### OBJECTIVE
Copy out exactly the lines running from the one with "Transcribe this image's" through the final line, both ends included, and nothing else. Pictures stay out of the copy.

# start of EXTRACTED DATA

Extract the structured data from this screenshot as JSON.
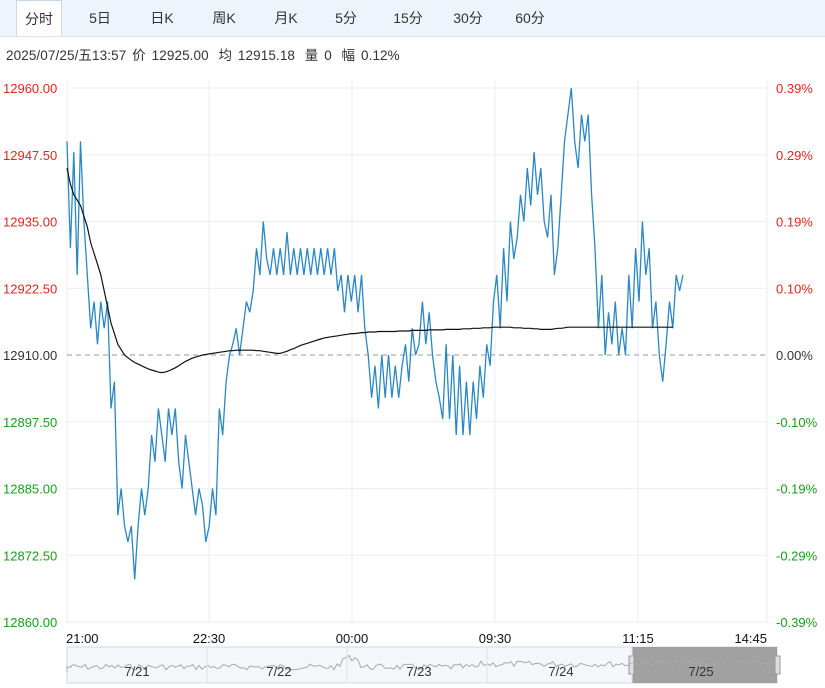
{
  "tabs": [
    {
      "label": "分时",
      "active": true
    },
    {
      "label": "5日",
      "active": false
    },
    {
      "label": "日K",
      "active": false
    },
    {
      "label": "周K",
      "active": false
    },
    {
      "label": "月K",
      "active": false
    },
    {
      "label": "5分",
      "active": false
    },
    {
      "label": "15分",
      "active": false
    },
    {
      "label": "30分",
      "active": false
    },
    {
      "label": "60分",
      "active": false
    }
  ],
  "info": {
    "datetime": "2025/07/25/五13:57",
    "price_label": "价",
    "price": "12925.00",
    "avg_label": "均",
    "avg": "12915.18",
    "volume_label": "量",
    "volume": "0",
    "change_label": "幅",
    "change": "0.12%"
  },
  "colors": {
    "up": "#e0281c",
    "down": "#18a018",
    "price_line": "#2a87c4",
    "avg_line": "#111111",
    "grid": "#e8eef5",
    "navigator_fill": "#8c8c8c"
  },
  "chart_data": {
    "type": "line",
    "title": "",
    "xlabel": "",
    "ylabel": "",
    "prev_close": 12910.0,
    "ylim": [
      12860.0,
      12960.0
    ],
    "y_ticks_left": [
      "12960.00",
      "12947.50",
      "12935.00",
      "12922.50",
      "12910.00",
      "12897.50",
      "12885.00",
      "12872.50",
      "12860.00"
    ],
    "y_ticks_right": [
      "0.39%",
      "0.29%",
      "0.19%",
      "0.10%",
      "0.00%",
      "-0.10%",
      "-0.19%",
      "-0.29%",
      "-0.39%"
    ],
    "x_ticks": [
      "21:00",
      "22:30",
      "00:00",
      "09:30",
      "11:15",
      "14:45"
    ],
    "series": [
      {
        "values": [
          12950,
          12930,
          12948,
          12925,
          12950,
          12935,
          12925,
          12915,
          12920,
          12912,
          12920,
          12915,
          12920,
          12900,
          12905,
          12880,
          12885,
          12878,
          12875,
          12878,
          12868,
          12878,
          12885,
          12880,
          12885,
          12895,
          12890,
          12900,
          12895,
          12890,
          12900,
          12895,
          12900,
          12890,
          12885,
          12895,
          12890,
          12885,
          12880,
          12885,
          12882,
          12875,
          12878,
          12885,
          12880,
          12900,
          12895,
          12905,
          12910,
          12912,
          12915,
          12910,
          12915,
          12920,
          12918,
          12922,
          12930,
          12925,
          12935,
          12928,
          12925,
          12930,
          12925,
          12930,
          12925,
          12933,
          12925,
          12930,
          12925,
          12930,
          12925,
          12930,
          12925,
          12930,
          12925,
          12930,
          12925,
          12930,
          12925,
          12930,
          12922,
          12925,
          12918,
          12925,
          12920,
          12925,
          12918,
          12925,
          12915,
          12910,
          12902,
          12908,
          12900,
          12910,
          12902,
          12910,
          12902,
          12908,
          12902,
          12908,
          12912,
          12905,
          12915,
          12910,
          12912,
          12920,
          12912,
          12918,
          12910,
          12905,
          12902,
          12898,
          12912,
          12898,
          12910,
          12895,
          12908,
          12895,
          12905,
          12895,
          12905,
          12898,
          12908,
          12902,
          12912,
          12908,
          12920,
          12925,
          12915,
          12930,
          12920,
          12935,
          12928,
          12932,
          12940,
          12935,
          12945,
          12938,
          12948,
          12940,
          12945,
          12935,
          12932,
          12940,
          12925,
          12930,
          12940,
          12950,
          12955,
          12960,
          12950,
          12945,
          12955,
          12950,
          12955,
          12940,
          12930,
          12915,
          12925,
          12910,
          12918,
          12912,
          12920,
          12910,
          12915,
          12910,
          12925,
          12915,
          12930,
          12920,
          12935,
          12925,
          12930,
          12915,
          12920,
          12910,
          12905,
          12912,
          12920,
          12915,
          12925,
          12922,
          12925
        ],
        "avg_values": [
          12945,
          12942,
          12940,
          12939,
          12938,
          12936,
          12934,
          12931,
          12929,
          12927,
          12925,
          12922,
          12919,
          12916,
          12914,
          12912,
          12911,
          12910,
          12909.5,
          12909,
          12908.6,
          12908.3,
          12908,
          12907.7,
          12907.4,
          12907.2,
          12907.0,
          12906.8,
          12906.7,
          12906.8,
          12907.0,
          12907.3,
          12907.6,
          12908.0,
          12908.4,
          12908.8,
          12909.1,
          12909.4,
          12909.6,
          12909.8,
          12910.0,
          12910.1,
          12910.2,
          12910.3,
          12910.4,
          12910.5,
          12910.6,
          12910.7,
          12910.8,
          12910.8,
          12910.9,
          12910.9,
          12910.9,
          12910.9,
          12910.9,
          12910.9,
          12910.8,
          12910.8,
          12910.7,
          12910.6,
          12910.5,
          12910.4,
          12910.3,
          12910.3,
          12910.5,
          12910.7,
          12911.0,
          12911.2,
          12911.5,
          12911.8,
          12912.0,
          12912.2,
          12912.4,
          12912.6,
          12912.8,
          12913.0,
          12913.2,
          12913.3,
          12913.4,
          12913.5,
          12913.6,
          12913.7,
          12913.8,
          12913.9,
          12914.0,
          12914.0,
          12914.1,
          12914.2,
          12914.2,
          12914.3,
          12914.3,
          12914.3,
          12914.4,
          12914.4,
          12914.4,
          12914.4,
          12914.4,
          12914.4,
          12914.5,
          12914.5,
          12914.5,
          12914.5,
          12914.6,
          12914.6,
          12914.6,
          12914.6,
          12914.6,
          12914.7,
          12914.7,
          12914.7,
          12914.7,
          12914.7,
          12914.8,
          12914.8,
          12914.8,
          12914.8,
          12914.8,
          12914.9,
          12914.9,
          12914.9,
          12915.0,
          12915.0,
          12915.0,
          12915.1,
          12915.1,
          12915.1,
          12915.2,
          12915.2,
          12915.2,
          12915.2,
          12915.2,
          12915.2,
          12915.1,
          12915.1,
          12915.1,
          12915.0,
          12915.0,
          12915.0,
          12914.9,
          12914.9,
          12914.8,
          12914.8,
          12914.8,
          12914.8,
          12914.9,
          12915.0,
          12915.0,
          12915.1,
          12915.2,
          12915.2,
          12915.2,
          12915.2,
          12915.2,
          12915.2,
          12915.2,
          12915.2,
          12915.2,
          12915.2,
          12915.2,
          12915.2,
          12915.2,
          12915.2,
          12915.2,
          12915.2,
          12915.2,
          12915.2,
          12915.2,
          12915.2,
          12915.2,
          12915.2,
          12915.2,
          12915.2,
          12915.2,
          12915.2,
          12915.2,
          12915.2,
          12915.2,
          12915.2,
          12915.2,
          12915.18
        ]
      }
    ]
  },
  "navigator": {
    "labels": [
      "7/21",
      "7/22",
      "7/23",
      "7/24",
      "7/25"
    ]
  }
}
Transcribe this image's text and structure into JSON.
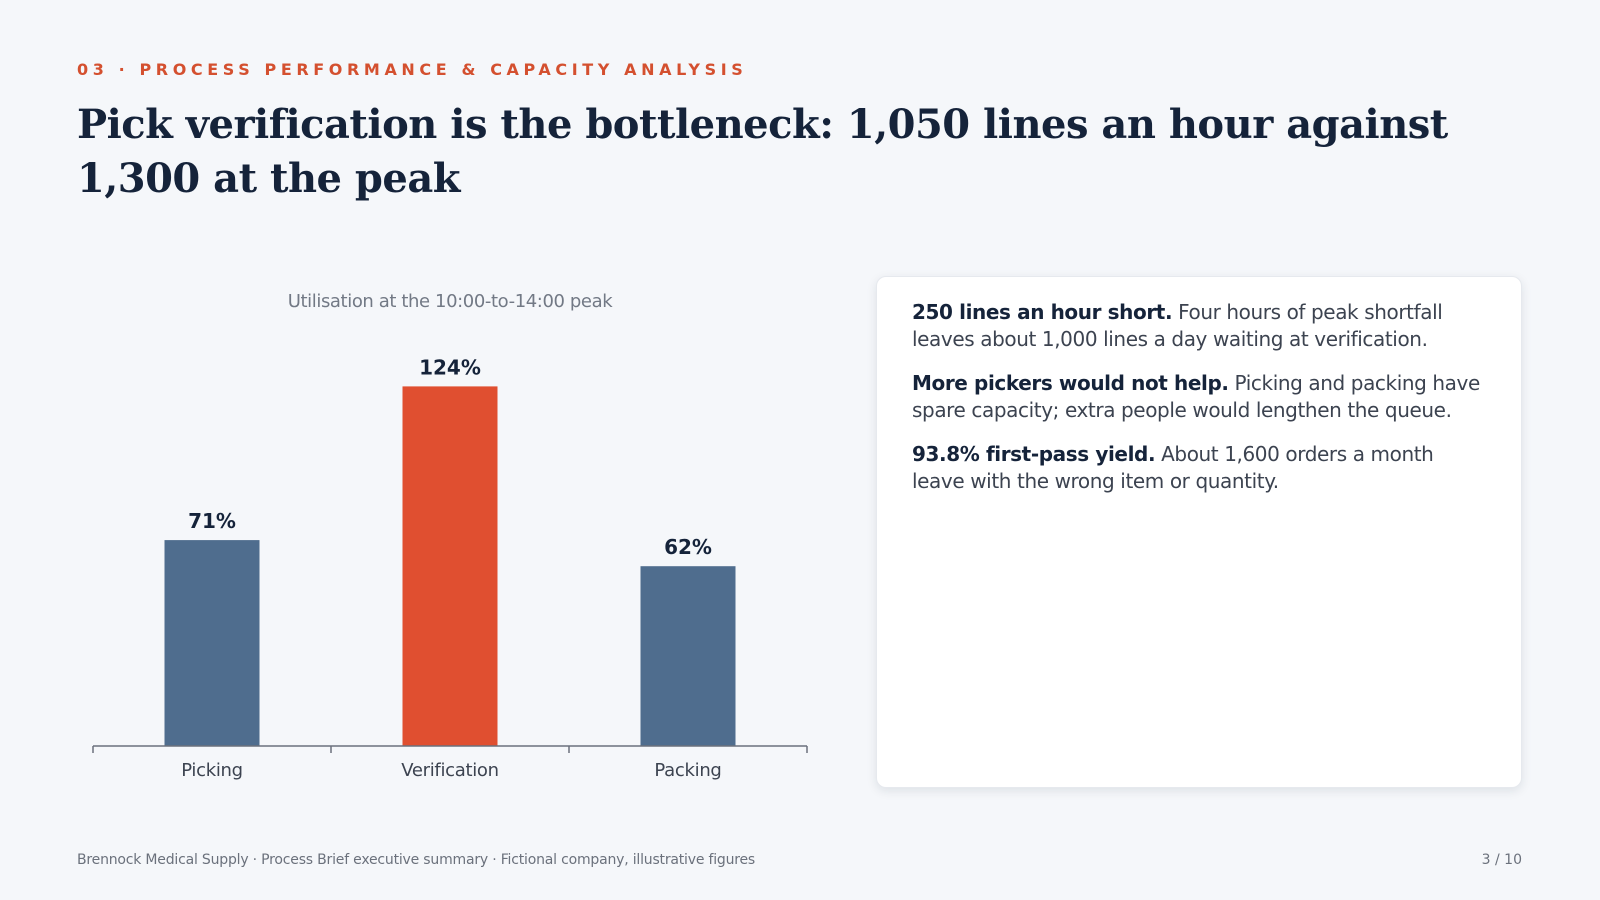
{
  "header": {
    "section_label": "03 · PROCESS PERFORMANCE & CAPACITY ANALYSIS",
    "headline": "Pick verification is the bottleneck: 1,050 lines an hour against 1,300 at the peak"
  },
  "chart_data": {
    "type": "bar",
    "title": "Utilisation at the 10:00-to-14:00 peak",
    "categories": [
      "Picking",
      "Verification",
      "Packing"
    ],
    "values": [
      71,
      124,
      62
    ],
    "value_labels": [
      "71%",
      "124%",
      "62%"
    ],
    "colors": [
      "#4f6d8e",
      "#e04f30",
      "#4f6d8e"
    ],
    "ylim": [
      0,
      140
    ],
    "grid": false,
    "legend": "none"
  },
  "panel": {
    "points": [
      {
        "lead": "250 lines an hour short.",
        "text": " Four hours of peak shortfall leaves about 1,000 lines a day waiting at verification."
      },
      {
        "lead": "More pickers would not help.",
        "text": " Picking and packing have spare capacity; extra people would lengthen the queue."
      },
      {
        "lead": "93.8% first-pass yield.",
        "text": " About 1,600 orders a month leave with the wrong item or quantity."
      }
    ]
  },
  "footer": {
    "left": "Brennock Medical Supply · Process Brief executive summary · Fictional company, illustrative figures",
    "page": "3 / 10"
  },
  "colors": {
    "accent": "#d4502f",
    "bar_default": "#4f6d8e",
    "bar_highlight": "#e04f30",
    "text_dark": "#15233a",
    "background": "#f5f7fa"
  }
}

# end of EXTRACTED DATA

### EXERCISE ANSWER
Transcribe this image's text and structure into JSON.
{
  "header": {
    "section_label": "03 · PROCESS PERFORMANCE & CAPACITY ANALYSIS",
    "headline": "Pick verification is the bottleneck: 1,050 lines an hour against 1,300 at the peak"
  },
  "chart_data": {
    "type": "bar",
    "title": "Utilisation at the 10:00-to-14:00 peak",
    "categories": [
      "Picking",
      "Verification",
      "Packing"
    ],
    "values": [
      71,
      124,
      62
    ],
    "value_labels": [
      "71%",
      "124%",
      "62%"
    ],
    "colors": [
      "#4f6d8e",
      "#e04f30",
      "#4f6d8e"
    ],
    "ylim": [
      0,
      140
    ],
    "grid": false,
    "legend": "none"
  },
  "panel": {
    "points": [
      {
        "lead": "250 lines an hour short.",
        "text": " Four hours of peak shortfall leaves about 1,000 lines a day waiting at verification."
      },
      {
        "lead": "More pickers would not help.",
        "text": " Picking and packing have spare capacity; extra people would lengthen the queue."
      },
      {
        "lead": "93.8% first-pass yield.",
        "text": " About 1,600 orders a month leave with the wrong item or quantity."
      }
    ]
  },
  "footer": {
    "left": "Brennock Medical Supply · Process Brief executive summary · Fictional company, illustrative figures",
    "page": "3 / 10"
  },
  "colors": {
    "accent": "#d4502f",
    "bar_default": "#4f6d8e",
    "bar_highlight": "#e04f30",
    "text_dark": "#15233a",
    "background": "#f5f7fa"
  }
}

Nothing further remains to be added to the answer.